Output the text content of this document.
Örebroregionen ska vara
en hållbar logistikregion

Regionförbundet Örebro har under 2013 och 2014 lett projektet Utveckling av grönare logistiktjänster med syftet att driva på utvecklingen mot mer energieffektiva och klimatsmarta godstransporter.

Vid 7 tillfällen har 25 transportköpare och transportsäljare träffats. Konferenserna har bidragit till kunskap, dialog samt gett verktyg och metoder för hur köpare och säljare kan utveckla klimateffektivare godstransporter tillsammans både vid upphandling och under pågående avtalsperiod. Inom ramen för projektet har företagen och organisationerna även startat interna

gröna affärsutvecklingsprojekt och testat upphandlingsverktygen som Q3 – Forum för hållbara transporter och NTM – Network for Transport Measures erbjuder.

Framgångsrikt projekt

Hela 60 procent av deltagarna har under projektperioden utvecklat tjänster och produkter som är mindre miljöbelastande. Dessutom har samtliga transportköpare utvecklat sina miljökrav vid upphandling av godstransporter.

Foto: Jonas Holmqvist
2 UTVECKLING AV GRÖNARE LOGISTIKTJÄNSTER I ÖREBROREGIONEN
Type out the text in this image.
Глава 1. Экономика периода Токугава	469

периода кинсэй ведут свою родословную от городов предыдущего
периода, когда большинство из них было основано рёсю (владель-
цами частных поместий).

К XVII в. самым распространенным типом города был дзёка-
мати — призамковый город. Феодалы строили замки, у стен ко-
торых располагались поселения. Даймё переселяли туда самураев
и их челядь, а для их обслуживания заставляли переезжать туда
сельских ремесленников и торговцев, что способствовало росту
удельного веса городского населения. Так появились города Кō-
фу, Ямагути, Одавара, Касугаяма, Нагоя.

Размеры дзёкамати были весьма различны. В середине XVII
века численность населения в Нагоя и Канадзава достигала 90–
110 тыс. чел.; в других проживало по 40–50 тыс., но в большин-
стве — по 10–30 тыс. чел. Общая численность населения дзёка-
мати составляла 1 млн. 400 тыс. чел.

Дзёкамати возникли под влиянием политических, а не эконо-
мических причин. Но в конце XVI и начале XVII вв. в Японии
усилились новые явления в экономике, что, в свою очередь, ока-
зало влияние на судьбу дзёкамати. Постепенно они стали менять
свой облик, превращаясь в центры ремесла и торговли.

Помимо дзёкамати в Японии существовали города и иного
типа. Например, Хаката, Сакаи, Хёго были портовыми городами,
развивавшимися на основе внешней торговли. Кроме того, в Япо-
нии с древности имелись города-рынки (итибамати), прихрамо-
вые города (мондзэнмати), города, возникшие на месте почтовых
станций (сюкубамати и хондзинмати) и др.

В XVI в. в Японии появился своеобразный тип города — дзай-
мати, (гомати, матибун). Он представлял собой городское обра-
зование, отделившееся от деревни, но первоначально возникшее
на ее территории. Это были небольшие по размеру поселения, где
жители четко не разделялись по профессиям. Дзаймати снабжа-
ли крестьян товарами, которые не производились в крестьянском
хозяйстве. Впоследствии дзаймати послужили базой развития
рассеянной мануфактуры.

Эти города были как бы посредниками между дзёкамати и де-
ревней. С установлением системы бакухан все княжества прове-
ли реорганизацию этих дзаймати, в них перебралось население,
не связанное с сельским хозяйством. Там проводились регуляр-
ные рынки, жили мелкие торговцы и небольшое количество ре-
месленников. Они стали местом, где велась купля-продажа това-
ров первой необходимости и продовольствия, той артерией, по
★ ★ ★
What the exercise asks ::
All of the data above should be transcribed exactly.

Written solution ::
Output the text content of this document.
Örebroregionen ska vara
en hållbar logistikregion

Regionförbundet Örebro har under 2013 och 2014 lett projektet Utveckling av grönare logistiktjänster med syftet att driva på utvecklingen mot mer energieffektiva och klimatsmarta godstransporter.

Vid 7 tillfällen har 25 transportköpare och transportsäljare träffats. Konferenserna har bidragit till kunskap, dialog samt gett verktyg och metoder för hur köpare och säljare kan utveckla klimateffektivare godstransporter tillsammans både vid upphandling och under pågående avtalsperiod. Inom ramen för projektet har företagen och organisationerna även startat interna

gröna affärsutvecklingsprojekt och testat upphandlingsverktygen som Q3 – Forum för hållbara transporter och NTM – Network for Transport Measures erbjuder.

Framgångsrikt projekt

Hela 60 procent av deltagarna har under projektperioden utvecklat tjänster och produkter som är mindre miljöbelastande. Dessutom har samtliga transportköpare utvecklat sina miljökrav vid upphandling av godstransporter.

Foto: Jonas Holmqvist
2 UTVECKLING AV GRÖNARE LOGISTIKTJÄNSTER I ÖREBROREGIONEN
Type out the text in this image.
Глава 1. Экономика периода Токугава	469

периода кинсэй ведут свою родословную от городов предыдущего
периода, когда большинство из них было основано рёсю (владель-
цами частных поместий).

К XVII в. самым распространенным типом города был дзёка-
мати — призамковый город. Феодалы строили замки, у стен ко-
торых располагались поселения. Даймё переселяли туда самураев
и их челядь, а для их обслуживания заставляли переезжать туда
сельских ремесленников и торговцев, что способствовало росту
удельного веса городского населения. Так появились города Кō-
фу, Ямагути, Одавара, Касугаяма, Нагоя.

Размеры дзёкамати были весьма различны. В середине XVII
века численность населения в Нагоя и Канадзава достигала 90–
110 тыс. чел.; в других проживало по 40–50 тыс., но в большин-
стве — по 10–30 тыс. чел. Общая численность населения дзёка-
мати составляла 1 млн. 400 тыс. чел.

Дзёкамати возникли под влиянием политических, а не эконо-
мических причин. Но в конце XVI и начале XVII вв. в Японии
усилились новые явления в экономике, что, в свою очередь, ока-
зало влияние на судьбу дзёкамати. Постепенно они стали менять
свой облик, превращаясь в центры ремесла и торговли.

Помимо дзёкамати в Японии существовали города и иного
типа. Например, Хаката, Сакаи, Хёго были портовыми городами,
развивавшимися на основе внешней торговли. Кроме того, в Япо-
нии с древности имелись города-рынки (итибамати), прихрамо-
вые города (мондзэнмати), города, возникшие на месте почтовых
станций (сюкубамати и хондзинмати) и др.

В XVI в. в Японии появился своеобразный тип города — дзай-
мати, (гомати, матибун). Он представлял собой городское обра-
зование, отделившееся от деревни, но первоначально возникшее
на ее территории. Это были небольшие по размеру поселения, где
жители четко не разделялись по профессиям. Дзаймати снабжа-
ли крестьян товарами, которые не производились в крестьянском
хозяйстве. Впоследствии дзаймати послужили базой развития
рассеянной мануфактуры.

Эти города были как бы посредниками между дзёкамати и де-
ревней. С установлением системы бакухан все княжества прове-
ли реорганизацию этих дзаймати, в них перебралось население,
не связанное с сельским хозяйством. Там проводились регуляр-
ные рынки, жили мелкие торговцы и небольшое количество ре-
месленников. Они стали местом, где велась купля-продажа това-
ров первой необходимости и продовольствия, той артерией, по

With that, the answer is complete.